▸ **EXERCISE AIM**
A faithful copy of the data below is required, leaving out every picture.

Page text dataset records:
- - - - - - -
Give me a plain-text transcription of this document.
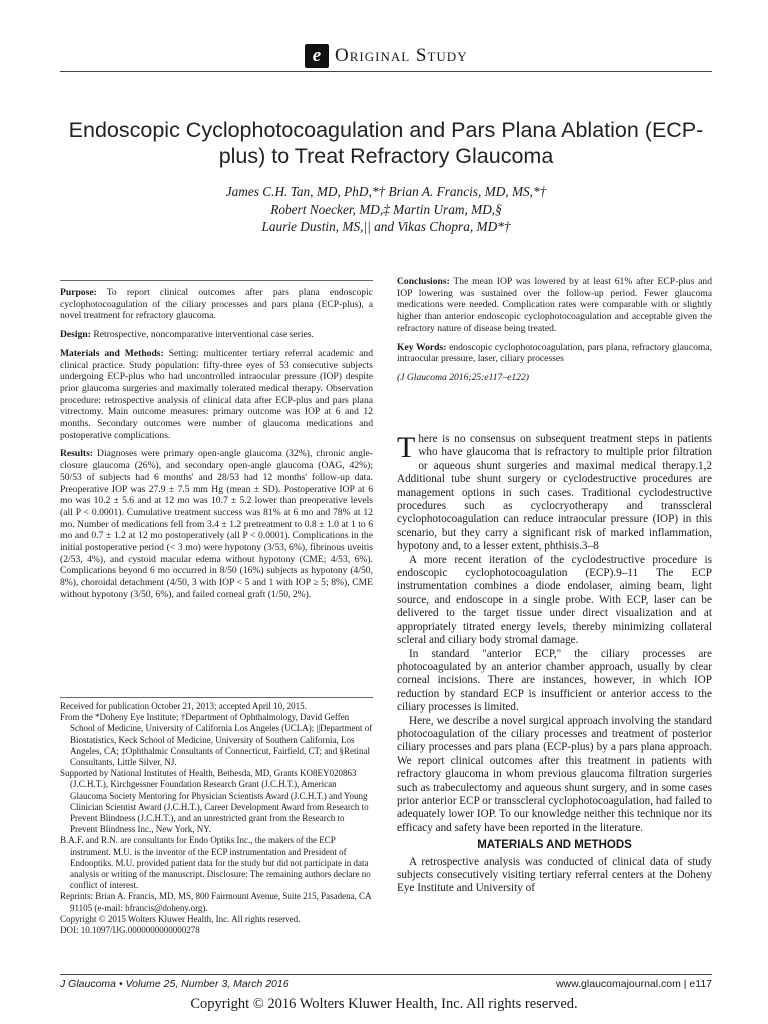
e Original Study
Endoscopic Cyclophotocoagulation and Pars Plana Ablation (ECP-plus) to Treat Refractory Glaucoma
James C.H. Tan, MD, PhD,*† Brian A. Francis, MD, MS,*†
Robert Noecker, MD,‡ Martin Uram, MD,§
Laurie Dustin, MS,|| and Vikas Chopra, MD*†

Purpose: To report clinical outcomes after pars plana endoscopic cyclophotocoagulation of the ciliary processes and pars plana (ECP-plus), a novel treatment for refractory glaucoma.

Design: Retrospective, noncomparative interventional case series.

Materials and Methods: Setting: multicenter tertiary referral academic and clinical practice. Study population: fifty-three eyes of 53 consecutive subjects undergoing ECP-plus who had uncontrolled intraocular pressure (IOP) despite prior glaucoma surgeries and maximally tolerated medical therapy. Observation procedure: retrospective analysis of clinical data after ECP-plus and pars plana vitrectomy. Main outcome measures: primary outcome was IOP at 6 and 12 months. Secondary outcomes were number of glaucoma medications and postoperative complications.

Results: Diagnoses were primary open-angle glaucoma (32%), chronic angle-closure glaucoma (26%), and secondary open-angle glaucoma (OAG, 42%); 50/53 of subjects had 6 months' and 28/53 had 12 months' follow-up data. Preoperative IOP was 27.9 ± 7.5 mm Hg (mean ± SD). Postoperative IOP at 6 mo was 10.2 ± 5.6 and at 12 mo was 10.7 ± 5.2 lower than preoperative levels (all P < 0.0001). Cumulative treatment success was 81% at 6 mo and 78% at 12 mo. Number of medications fell from 3.4 ± 1.2 pretreatment to 0.8 ± 1.0 at 1 to 6 mo and 0.7 ± 1.2 at 12 mo postoperatively (all P < 0.0001). Complications in the initial postoperative period (< 3 mo) were hypotony (3/53, 6%), fibrinous uveitis (2/53, 4%), and cystoid macular edema without hypotony (CME; 4/53, 6%). Complications beyond 6 mo occurred in 8/50 (16%) subjects as hypotony (4/50, 8%), choroidal detachment (4/50, 3 with IOP < 5 and 1 with IOP ≥ 5; 8%), CME without hypotony (3/50, 6%), and failed corneal graft (1/50, 2%).

Conclusions: The mean IOP was lowered by at least 61% after ECP-plus and IOP lowering was sustained over the follow-up period. Fewer glaucoma medications were needed. Complication rates were comparable with or slightly higher than anterior endoscopic cyclophotocoagulation and acceptable given the refractory nature of disease being treated.

Key Words: endoscopic cyclophotocoagulation, pars plana, refractory glaucoma, intraocular pressure, laser, ciliary processes

(J Glaucoma 2016;25:e117–e122)

Received for publication October 21, 2013; accepted April 10, 2015.
From the *Doheny Eye Institute; †Department of Ophthalmology, David Geffen School of Medicine, University of California Los Angeles (UCLA); ||Department of Biostatistics, Keck School of Medicine, University of Southern California, Los Angeles, CA; ‡Ophthalmic Consultants of Connecticut, Fairfield, CT; and §Retinal Consultants, Little Silver, NJ.
Supported by National Institutes of Health, Bethesda, MD, Grants KO8EY020863 (J.C.H.T.), Kirchgessner Foundation Research Grant (J.C.H.T.), American Glaucoma Society Mentoring for Physician Scientists Award (J.C.H.T.) and Young Clinician Scientist Award (J.C.H.T.), Career Development Award from Research to Prevent Blindness (J.C.H.T.), and an unrestricted grant from the Research to Prevent Blindness Inc., New York, NY.
B.A.F. and R.N. are consultants for Endo Optiks Inc., the makers of the ECP instrument. M.U. is the inventor of the ECP instrumentation and President of Endooptiks. M.U. provided patient data for the study but did not participate in data analysis or writing of the manuscript. Disclosure: The remaining authors declare no conflict of interest.
Reprints: Brian A. Francis, MD, MS, 800 Fairmount Avenue, Suite 215, Pasadena, CA 91105 (e-mail: bfrancis@doheny.org).
Copyright © 2015 Wolters Kluwer Health, Inc. All rights reserved.
DOI: 10.1097/IJG.0000000000000278

There is no consensus on subsequent treatment steps in patients who have glaucoma that is refractory to multiple prior filtration or aqueous shunt surgeries and maximal medical therapy.1,2 Additional tube shunt surgery or cyclodestructive procedures are management options in such cases. Traditional cyclodestructive procedures such as cyclocryotherapy and transscleral cyclophotocoagulation can reduce intraocular pressure (IOP) in this scenario, but they carry a significant risk of marked inflammation, hypotony and, to a lesser extent, phthisis.3–8

A more recent iteration of the cyclodestructive procedure is endoscopic cyclophotocoagulation (ECP).9–11 The ECP instrumentation combines a diode endolaser, aiming beam, light source, and endoscope in a single probe. With ECP, laser can be delivered to the target tissue under direct visualization and at appropriately titrated energy levels, thereby minimizing collateral scleral and ciliary body stromal damage.

In standard "anterior ECP," the ciliary processes are photocoagulated by an anterior chamber approach, usually by clear corneal incisions. There are instances, however, in which IOP reduction by standard ECP is insufficient or anterior access to the ciliary processes is limited.

Here, we describe a novel surgical approach involving the standard photocoagulation of the ciliary processes and treatment of posterior ciliary processes and pars plana (ECP-plus) by a pars plana approach. We report clinical outcomes after this treatment in patients with refractory glaucoma in whom previous glaucoma filtration surgeries such as trabeculectomy and aqueous shunt surgery, and in some cases prior anterior ECP or transscleral cyclophotocoagulation, had failed to adequately lower IOP. To our knowledge neither this technique nor its efficacy and safety have been reported in the literature.

MATERIALS AND METHODS

A retrospective analysis was conducted of clinical data of study subjects consecutively visiting tertiary referral centers at the Doheny Eye Institute and University of

J Glaucoma • Volume 25, Number 3, March 2016	www.glaucomajournal.com | e117
Copyright © 2016 Wolters Kluwer Health, Inc. All rights reserved.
- - - - - - -
▸ **RESPONSE AREA**
Give me a plain-text transcription of this document.
e Original Study
Endoscopic Cyclophotocoagulation and Pars Plana Ablation (ECP-plus) to Treat Refractory Glaucoma
James C.H. Tan, MD, PhD,*† Brian A. Francis, MD, MS,*†
Robert Noecker, MD,‡ Martin Uram, MD,§
Laurie Dustin, MS,|| and Vikas Chopra, MD*†

Purpose: To report clinical outcomes after pars plana endoscopic cyclophotocoagulation of the ciliary processes and pars plana (ECP-plus), a novel treatment for refractory glaucoma.

Design: Retrospective, noncomparative interventional case series.

Materials and Methods: Setting: multicenter tertiary referral academic and clinical practice. Study population: fifty-three eyes of 53 consecutive subjects undergoing ECP-plus who had uncontrolled intraocular pressure (IOP) despite prior glaucoma surgeries and maximally tolerated medical therapy. Observation procedure: retrospective analysis of clinical data after ECP-plus and pars plana vitrectomy. Main outcome measures: primary outcome was IOP at 6 and 12 months. Secondary outcomes were number of glaucoma medications and postoperative complications.

Results: Diagnoses were primary open-angle glaucoma (32%), chronic angle-closure glaucoma (26%), and secondary open-angle glaucoma (OAG, 42%); 50/53 of subjects had 6 months' and 28/53 had 12 months' follow-up data. Preoperative IOP was 27.9 ± 7.5 mm Hg (mean ± SD). Postoperative IOP at 6 mo was 10.2 ± 5.6 and at 12 mo was 10.7 ± 5.2 lower than preoperative levels (all P < 0.0001). Cumulative treatment success was 81% at 6 mo and 78% at 12 mo. Number of medications fell from 3.4 ± 1.2 pretreatment to 0.8 ± 1.0 at 1 to 6 mo and 0.7 ± 1.2 at 12 mo postoperatively (all P < 0.0001). Complications in the initial postoperative period (< 3 mo) were hypotony (3/53, 6%), fibrinous uveitis (2/53, 4%), and cystoid macular edema without hypotony (CME; 4/53, 6%). Complications beyond 6 mo occurred in 8/50 (16%) subjects as hypotony (4/50, 8%), choroidal detachment (4/50, 3 with IOP < 5 and 1 with IOP ≥ 5; 8%), CME without hypotony (3/50, 6%), and failed corneal graft (1/50, 2%).

Conclusions: The mean IOP was lowered by at least 61% after ECP-plus and IOP lowering was sustained over the follow-up period. Fewer glaucoma medications were needed. Complication rates were comparable with or slightly higher than anterior endoscopic cyclophotocoagulation and acceptable given the refractory nature of disease being treated.

Key Words: endoscopic cyclophotocoagulation, pars plana, refractory glaucoma, intraocular pressure, laser, ciliary processes

(J Glaucoma 2016;25:e117–e122)

Received for publication October 21, 2013; accepted April 10, 2015.
From the *Doheny Eye Institute; †Department of Ophthalmology, David Geffen School of Medicine, University of California Los Angeles (UCLA); ||Department of Biostatistics, Keck School of Medicine, University of Southern California, Los Angeles, CA; ‡Ophthalmic Consultants of Connecticut, Fairfield, CT; and §Retinal Consultants, Little Silver, NJ.
Supported by National Institutes of Health, Bethesda, MD, Grants KO8EY020863 (J.C.H.T.), Kirchgessner Foundation Research Grant (J.C.H.T.), American Glaucoma Society Mentoring for Physician Scientists Award (J.C.H.T.) and Young Clinician Scientist Award (J.C.H.T.), Career Development Award from Research to Prevent Blindness (J.C.H.T.), and an unrestricted grant from the Research to Prevent Blindness Inc., New York, NY.
B.A.F. and R.N. are consultants for Endo Optiks Inc., the makers of the ECP instrument. M.U. is the inventor of the ECP instrumentation and President of Endooptiks. M.U. provided patient data for the study but did not participate in data analysis or writing of the manuscript. Disclosure: The remaining authors declare no conflict of interest.
Reprints: Brian A. Francis, MD, MS, 800 Fairmount Avenue, Suite 215, Pasadena, CA 91105 (e-mail: bfrancis@doheny.org).
Copyright © 2015 Wolters Kluwer Health, Inc. All rights reserved.
DOI: 10.1097/IJG.0000000000000278

There is no consensus on subsequent treatment steps in patients who have glaucoma that is refractory to multiple prior filtration or aqueous shunt surgeries and maximal medical therapy.1,2 Additional tube shunt surgery or cyclodestructive procedures are management options in such cases. Traditional cyclodestructive procedures such as cyclocryotherapy and transscleral cyclophotocoagulation can reduce intraocular pressure (IOP) in this scenario, but they carry a significant risk of marked inflammation, hypotony and, to a lesser extent, phthisis.3–8

A more recent iteration of the cyclodestructive procedure is endoscopic cyclophotocoagulation (ECP).9–11 The ECP instrumentation combines a diode endolaser, aiming beam, light source, and endoscope in a single probe. With ECP, laser can be delivered to the target tissue under direct visualization and at appropriately titrated energy levels, thereby minimizing collateral scleral and ciliary body stromal damage.

In standard "anterior ECP," the ciliary processes are photocoagulated by an anterior chamber approach, usually by clear corneal incisions. There are instances, however, in which IOP reduction by standard ECP is insufficient or anterior access to the ciliary processes is limited.

Here, we describe a novel surgical approach involving the standard photocoagulation of the ciliary processes and treatment of posterior ciliary processes and pars plana (ECP-plus) by a pars plana approach. We report clinical outcomes after this treatment in patients with refractory glaucoma in whom previous glaucoma filtration surgeries such as trabeculectomy and aqueous shunt surgery, and in some cases prior anterior ECP or transscleral cyclophotocoagulation, had failed to adequately lower IOP. To our knowledge neither this technique nor its efficacy and safety have been reported in the literature.

MATERIALS AND METHODS

A retrospective analysis was conducted of clinical data of study subjects consecutively visiting tertiary referral centers at the Doheny Eye Institute and University of

J Glaucoma • Volume 25, Number 3, March 2016	www.glaucomajournal.com | e117
Copyright © 2016 Wolters Kluwer Health, Inc. All rights reserved.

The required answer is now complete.